== Article ==
Presidential crime unchallenged ensures crimes by future presidents

The House Must Hold Impeachment Hearings on Trump’s Constitutional Crimes

President Trump lying to the American people in Jan. 8 televised address on the ‘immigration crisis’ at the Mexican border (CNN screen image)

There is pressure, especially from some newly elected Democrats in the House of Representatives, for impeaching President Trump. This is being opposed by more cautious House leaders and especially by Speaker Nancy Pelosi (D-San Francisco), who fear that an impeachment effort would simply energize Trump supporters and restore flagging support for him among Republicans as we head into the next presidential election cycle.

== Short exercise A ==
From the records, pull out the lines starting at the one containing "heart-icon <box>277 536 293 550</box>" and ending with the one containing "display-name[interactable]: Dimi //", keeping both of those lines, and copy them without any change.
The article above has no connection to the records that come after it.

== Records for this exercise ==
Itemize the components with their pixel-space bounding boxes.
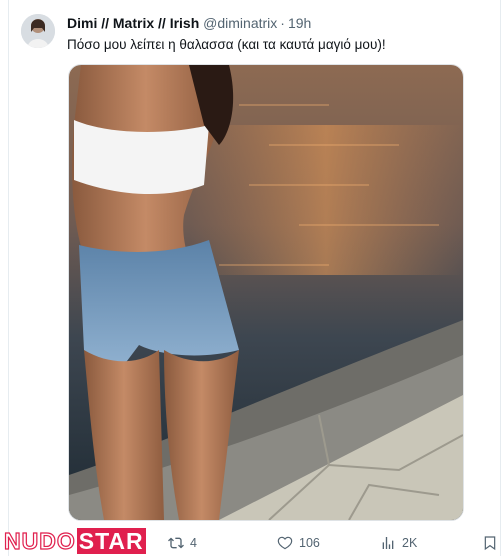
heart-icon <box>277 536 293 550</box>
retweet-button[interactable]: 4 <box>168 531 197 555</box>
retweet-count: 4 <box>190 536 197 550</box>
user-handle[interactable]: @diminatrix <box>203 15 277 31</box>
tweet-text: Πόσο μου λείπει η θαλασσα (και τα καυτά … <box>67 37 386 52</box>
separator-dot: · <box>280 15 285 31</box>
tweet-image[interactable] <box>68 64 464 521</box>
like-count: 106 <box>299 536 320 550</box>
views-button[interactable]: 2K <box>380 531 417 555</box>
views-icon <box>382 537 394 549</box>
bookmark-icon <box>484 536 496 551</box>
timeline-divider-left <box>8 0 9 556</box>
display-name[interactable]: Dimi // Matrix // Irish <box>67 15 199 31</box>
retweet-icon <box>168 537 184 549</box>
timestamp[interactable]: 19h <box>288 15 311 31</box>
tweet-actions: 4 106 2K <box>0 531 504 555</box>
photo-illustration <box>69 65 463 520</box>
avatar[interactable] <box>21 14 55 48</box>
views-count: 2K <box>402 536 418 550</box>
timeline-divider-right <box>500 0 501 556</box>
bookmark-button[interactable] <box>482 531 504 555</box>
tweet-card[interactable]: Dimi // Matrix // Irish @diminatrix · 19h … <box>0 0 504 556</box>
tweet-header: Dimi // Matrix // Irish @diminatrix · 19h <box>67 15 311 31</box>
like-button[interactable]: 106 <box>277 531 320 555</box>
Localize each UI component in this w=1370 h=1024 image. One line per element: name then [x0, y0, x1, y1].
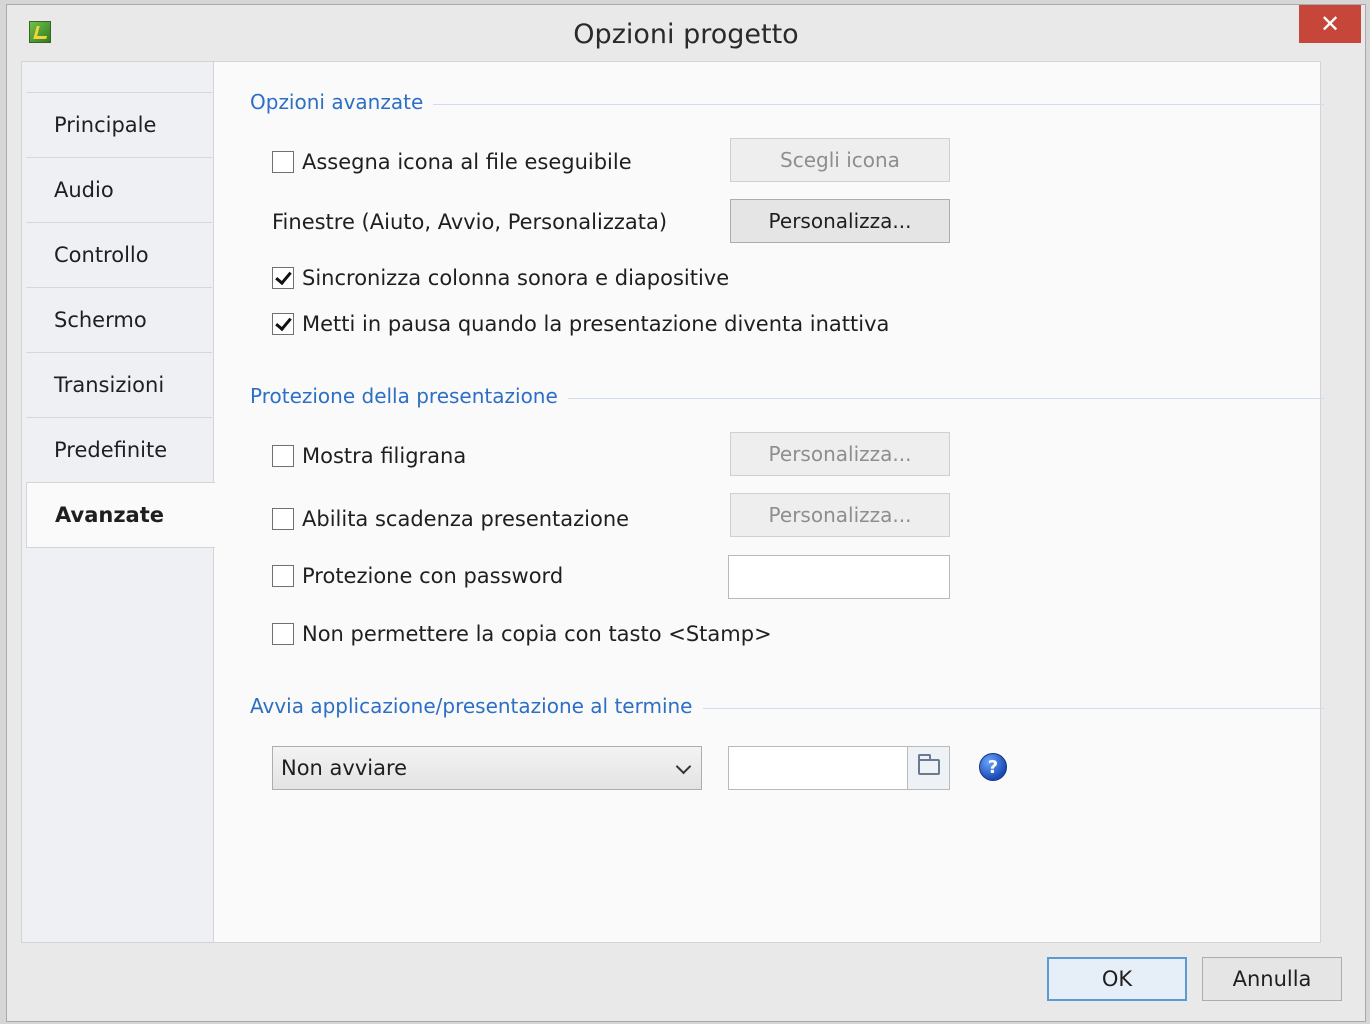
watermark-checkbox[interactable]	[272, 445, 294, 467]
section-title-protection: Protezione della presentazione	[250, 384, 568, 408]
close-button[interactable]: ✕	[1299, 5, 1361, 43]
sync-soundtrack-label: Sincronizza colonna sonora e diapositive	[302, 266, 730, 290]
tab-transizioni[interactable]: Transizioni	[26, 352, 212, 416]
choose-icon-button[interactable]: Scegli icona	[730, 138, 950, 182]
browse-button[interactable]	[907, 747, 949, 789]
title-bar: Opzioni progetto ✕	[7, 5, 1365, 61]
tab-predefinite[interactable]: Predefinite	[26, 417, 212, 481]
assign-icon-option[interactable]: Assegna icona al file eseguibile	[272, 148, 632, 176]
ok-button[interactable]: OK	[1047, 957, 1187, 1001]
help-icon[interactable]: ?	[979, 753, 1007, 781]
customize-windows-button[interactable]: Personalizza...	[730, 199, 950, 243]
content-panel: Opzioni avanzate Assegna icona al file e…	[214, 62, 1324, 942]
folder-open-icon	[918, 754, 940, 775]
expiry-label: Abilita scadenza presentazione	[302, 507, 630, 531]
expiry-customize-button[interactable]: Personalizza...	[730, 493, 950, 537]
sidebar: Principale Audio Controllo Schermo Trans…	[22, 62, 215, 942]
launch-select-value: Non avviare	[281, 756, 408, 780]
chevron-down-icon	[675, 758, 692, 775]
sync-soundtrack-option[interactable]: Sincronizza colonna sonora e diapositive	[272, 264, 729, 292]
expiry-checkbox[interactable]	[272, 508, 294, 530]
window-title: Opzioni progetto	[573, 19, 799, 50]
pause-inactive-label: Metti in pausa quando la presentazione d…	[302, 312, 890, 336]
launch-path-field[interactable]	[728, 746, 950, 790]
windows-label: Finestre (Aiuto, Avvio, Personalizzata)	[272, 210, 668, 234]
tab-avanzate[interactable]: Avanzate	[26, 482, 215, 548]
assign-icon-checkbox[interactable]	[272, 151, 294, 173]
pause-inactive-checkbox[interactable]	[272, 313, 294, 335]
assign-icon-label: Assegna icona al file eseguibile	[302, 150, 632, 174]
password-label: Protezione con password	[302, 564, 564, 588]
tab-controllo[interactable]: Controllo	[26, 222, 212, 286]
watermark-label: Mostra filigrana	[302, 444, 467, 468]
password-field[interactable]	[728, 555, 950, 599]
section-title-launch: Avvia applicazione/presentazione al term…	[250, 694, 703, 718]
cancel-button[interactable]: Annulla	[1202, 957, 1342, 1001]
watermark-customize-button[interactable]: Personalizza...	[730, 432, 950, 476]
launch-select[interactable]: Non avviare	[272, 746, 702, 790]
no-print-screen-checkbox[interactable]	[272, 623, 294, 645]
sync-soundtrack-checkbox[interactable]	[272, 267, 294, 289]
password-option[interactable]: Protezione con password	[272, 562, 563, 590]
password-checkbox[interactable]	[272, 565, 294, 587]
tab-principale[interactable]: Principale	[26, 92, 212, 156]
no-print-screen-label: Non permettere la copia con tasto <Stamp…	[302, 622, 772, 646]
no-print-screen-option[interactable]: Non permettere la copia con tasto <Stamp…	[272, 620, 772, 648]
dialog-client: Principale Audio Controllo Schermo Trans…	[21, 61, 1324, 943]
dialog-window: Opzioni progetto ✕ Principale Audio Cont…	[6, 4, 1366, 1022]
watermark-option[interactable]: Mostra filigrana	[272, 442, 466, 470]
pause-inactive-option[interactable]: Metti in pausa quando la presentazione d…	[272, 310, 889, 338]
close-icon: ✕	[1319, 10, 1341, 38]
expiry-option[interactable]: Abilita scadenza presentazione	[272, 505, 629, 533]
section-title-advanced: Opzioni avanzate	[250, 90, 434, 114]
tab-audio[interactable]: Audio	[26, 157, 212, 221]
tab-schermo[interactable]: Schermo	[26, 287, 212, 351]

== Short exercise B ==
Answer these questions about the article on impeaching President Trump:
(i) On what date did the televised address on the "immigration crisis" take place?
(ii) Who is named as Speaker of the House?
(iii) What does the headline say the House must hold?

== Written reply A ==
heart-icon <box>277 536 293 550</box>
retweet-button[interactable]: 4 <box>168 531 197 555</box>
retweet-count: 4 <box>190 536 197 550</box>
user-handle[interactable]: @diminatrix <box>203 15 277 31</box>
tweet-text: Πόσο μου λείπει η θαλασσα (και τα καυτά … <box>67 37 386 52</box>
separator-dot: · <box>280 15 285 31</box>
tweet-image[interactable] <box>68 64 464 521</box>
like-count: 106 <box>299 536 320 550</box>
views-button[interactable]: 2K <box>380 531 417 555</box>
views-icon <box>382 537 394 549</box>
bookmark-icon <box>484 536 496 551</box>
timeline-divider-left <box>8 0 9 556</box>
display-name[interactable]: Dimi // Matrix // Irish <box>67 15 199 31</box>

== Written reply B ==
(i) Jan. 8
(ii) Nancy Pelosi (D-San Francisco)
(iii) Impeachment hearings on Trump's constitutional crimes